═══ Material ═══

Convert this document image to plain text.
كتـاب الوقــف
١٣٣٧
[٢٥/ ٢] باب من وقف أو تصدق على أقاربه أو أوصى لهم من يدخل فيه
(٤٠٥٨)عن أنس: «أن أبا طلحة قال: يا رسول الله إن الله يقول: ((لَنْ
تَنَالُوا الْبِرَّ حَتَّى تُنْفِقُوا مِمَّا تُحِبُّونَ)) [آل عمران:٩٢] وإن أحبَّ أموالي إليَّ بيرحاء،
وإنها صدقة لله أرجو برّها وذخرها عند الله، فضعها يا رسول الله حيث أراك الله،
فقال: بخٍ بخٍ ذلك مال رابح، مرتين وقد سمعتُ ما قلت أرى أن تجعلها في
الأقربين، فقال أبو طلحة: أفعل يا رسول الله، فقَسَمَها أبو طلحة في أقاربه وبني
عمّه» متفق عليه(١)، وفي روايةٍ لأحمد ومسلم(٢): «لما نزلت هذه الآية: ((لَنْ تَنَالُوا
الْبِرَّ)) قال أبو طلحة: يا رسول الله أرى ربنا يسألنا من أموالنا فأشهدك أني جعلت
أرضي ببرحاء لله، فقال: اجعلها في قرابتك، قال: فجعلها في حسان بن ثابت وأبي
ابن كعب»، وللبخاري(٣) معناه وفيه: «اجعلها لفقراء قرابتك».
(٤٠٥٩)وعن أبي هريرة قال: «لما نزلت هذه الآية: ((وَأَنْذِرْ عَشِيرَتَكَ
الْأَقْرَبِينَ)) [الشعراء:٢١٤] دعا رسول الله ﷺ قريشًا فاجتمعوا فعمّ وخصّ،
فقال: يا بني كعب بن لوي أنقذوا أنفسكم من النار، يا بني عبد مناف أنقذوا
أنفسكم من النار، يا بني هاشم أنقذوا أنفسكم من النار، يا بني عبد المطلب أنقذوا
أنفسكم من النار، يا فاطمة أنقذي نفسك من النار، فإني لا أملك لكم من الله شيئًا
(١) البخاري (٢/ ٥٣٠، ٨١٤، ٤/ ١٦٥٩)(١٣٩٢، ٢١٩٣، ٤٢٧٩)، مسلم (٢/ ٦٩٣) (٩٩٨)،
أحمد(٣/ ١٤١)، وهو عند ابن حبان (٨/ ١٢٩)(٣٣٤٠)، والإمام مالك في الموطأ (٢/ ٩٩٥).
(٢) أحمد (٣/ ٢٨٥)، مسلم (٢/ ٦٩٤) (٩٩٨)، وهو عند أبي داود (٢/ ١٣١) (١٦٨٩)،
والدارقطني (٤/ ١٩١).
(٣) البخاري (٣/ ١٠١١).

═══

• **Problem statement**: Copy each line in the data that holds the word "الله".

• **Task solution**:
(٤٠٥٨)عن أنس: «أن أبا طلحة قال: يا رسول الله إن الله يقول: ((لَنْ
وإنها صدقة لله أرجو برّها وذخرها عند الله، فضعها يا رسول الله حيث أراك الله،
الأقربين، فقال أبو طلحة: أفعل يا رسول الله، فقَسَمَها أبو طلحة في أقاربه وبني
الْبِرَّ)) قال أبو طلحة: يا رسول الله أرى ربنا يسألنا من أموالنا فأشهدك أني جعلت
الْأَقْرَبِينَ)) [الشعراء:٢١٤] دعا رسول الله ﷺ قريشًا فاجتمعوا فعمّ وخصّ،
أنفسكم من النار، يا فاطمة أنقذي نفسك من النار، فإني لا أملك لكم من الله شيئًا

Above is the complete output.